START RECORDS TO USE

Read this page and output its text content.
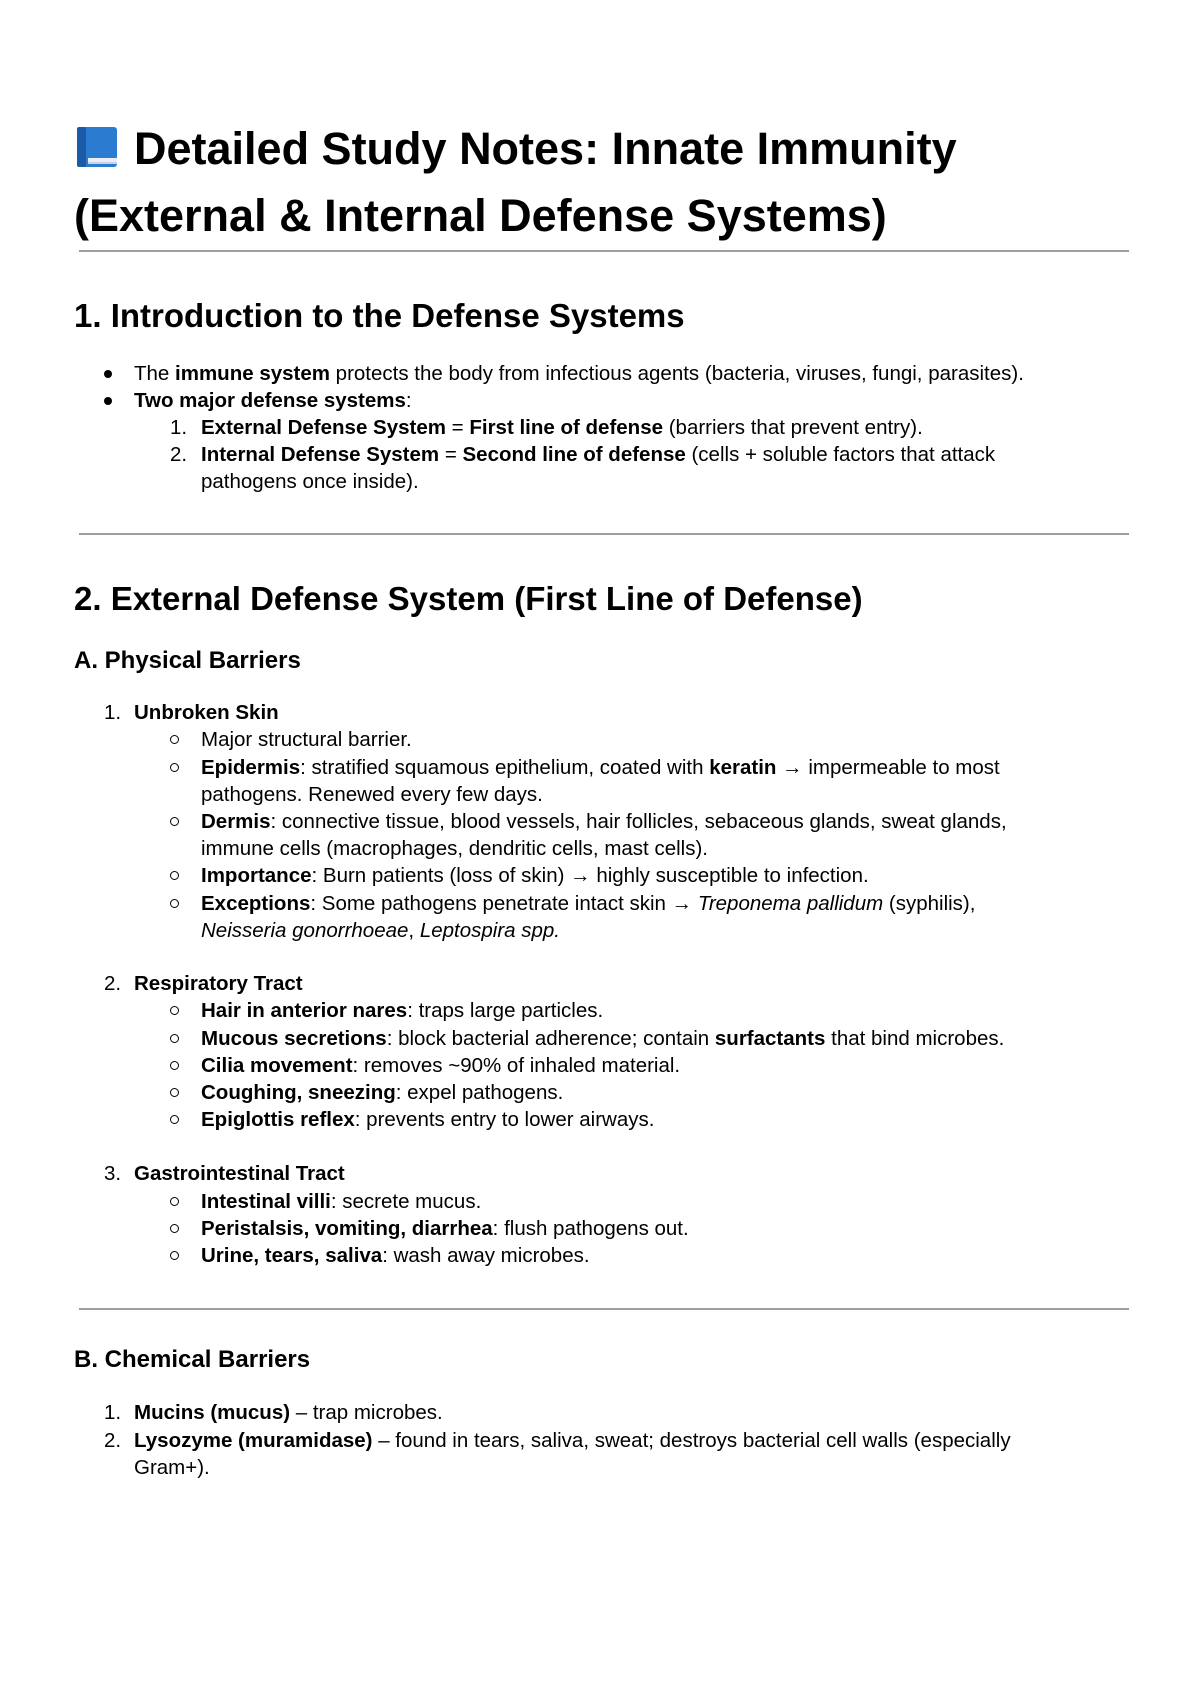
Detailed Study Notes: Innate Immunity
(External & Internal Defense Systems)
1. Introduction to the Defense Systems
The immune system protects the body from infectious agents (bacteria, viruses, fungi, parasites).
Two major defense systems:
1. External Defense System = First line of defense (barriers that prevent entry).
2. Internal Defense System = Second line of defense (cells + soluble factors that attack
pathogens once inside).
2. External Defense System (First Line of Defense)
A. Physical Barriers
1. Unbroken Skin
Major structural barrier.
Epidermis: stratified squamous epithelium, coated with keratin → impermeable to most
pathogens. Renewed every few days.
Dermis: connective tissue, blood vessels, hair follicles, sebaceous glands, sweat glands,
immune cells (macrophages, dendritic cells, mast cells).
Importance: Burn patients (loss of skin) → highly susceptible to infection.
Exceptions: Some pathogens penetrate intact skin → Treponema pallidum (syphilis),
Neisseria gonorrhoeae, Leptospira spp.
2. Respiratory Tract
Hair in anterior nares: traps large particles.
Mucous secretions: block bacterial adherence; contain surfactants that bind microbes.
Cilia movement: removes ~90% of inhaled material.
Coughing, sneezing: expel pathogens.
Epiglottis reflex: prevents entry to lower airways.
3. Gastrointestinal Tract
Intestinal villi: secrete mucus.
Peristalsis, vomiting, diarrhea: flush pathogens out.
Urine, tears, saliva: wash away microbes.
B. Chemical Barriers
1. Mucins (mucus) – trap microbes.
2. Lysozyme (muramidase) – found in tears, saliva, sweat; destroys bacterial cell walls (especially
Gram+).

END RECORDS TO USE

## PROBLEM REQUIREMENTS
Go through the records above, find each line with the string "Tract", and copy it.

## RESULT FOR THIS TASK
2. Respiratory Tract
3. Gastrointestinal Tract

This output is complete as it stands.